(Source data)
..........
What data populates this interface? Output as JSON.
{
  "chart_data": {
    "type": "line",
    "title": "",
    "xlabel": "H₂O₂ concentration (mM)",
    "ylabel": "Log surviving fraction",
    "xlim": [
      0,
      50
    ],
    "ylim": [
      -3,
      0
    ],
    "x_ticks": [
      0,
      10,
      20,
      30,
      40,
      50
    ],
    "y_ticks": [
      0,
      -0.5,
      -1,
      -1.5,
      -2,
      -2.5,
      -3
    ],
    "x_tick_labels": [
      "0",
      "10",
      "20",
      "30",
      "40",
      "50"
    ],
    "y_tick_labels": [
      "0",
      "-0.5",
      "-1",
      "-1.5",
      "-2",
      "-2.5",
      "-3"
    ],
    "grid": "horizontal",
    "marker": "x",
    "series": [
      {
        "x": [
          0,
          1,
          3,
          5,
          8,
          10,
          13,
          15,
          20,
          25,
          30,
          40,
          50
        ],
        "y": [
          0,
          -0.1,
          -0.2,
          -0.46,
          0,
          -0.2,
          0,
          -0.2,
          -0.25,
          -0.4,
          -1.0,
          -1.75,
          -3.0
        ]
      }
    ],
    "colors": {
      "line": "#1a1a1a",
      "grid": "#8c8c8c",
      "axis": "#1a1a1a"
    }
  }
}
..........
■ Do this
Set down all of the entries exactly, please.

■ Solution
What data populates this interface? Output as JSON.
{
  "chart_data": {
    "type": "line",
    "title": "",
    "xlabel": "H₂O₂ concentration (mM)",
    "ylabel": "Log surviving fraction",
    "xlim": [
      0,
      50
    ],
    "ylim": [
      -3,
      0
    ],
    "x_ticks": [
      0,
      10,
      20,
      30,
      40,
      50
    ],
    "y_ticks": [
      0,
      -0.5,
      -1,
      -1.5,
      -2,
      -2.5,
      -3
    ],
    "x_tick_labels": [
      "0",
      "10",
      "20",
      "30",
      "40",
      "50"
    ],
    "y_tick_labels": [
      "0",
      "-0.5",
      "-1",
      "-1.5",
      "-2",
      "-2.5",
      "-3"
    ],
    "grid": "horizontal",
    "marker": "x",
    "series": [
      {
        "x": [
          0,
          1,
          3,
          5,
          8,
          10,
          13,
          15,
          20,
          25,
          30,
          40,
          50
        ],
        "y": [
          0,
          -0.1,
          -0.2,
          -0.46,
          0,
          -0.2,
          0,
          -0.2,
          -0.25,
          -0.4,
          -1.0,
          -1.75,
          -3.0
        ]
      }
    ],
    "colors": {
      "line": "#1a1a1a",
      "grid": "#8c8c8c",
      "axis": "#1a1a1a"
    }
  }
}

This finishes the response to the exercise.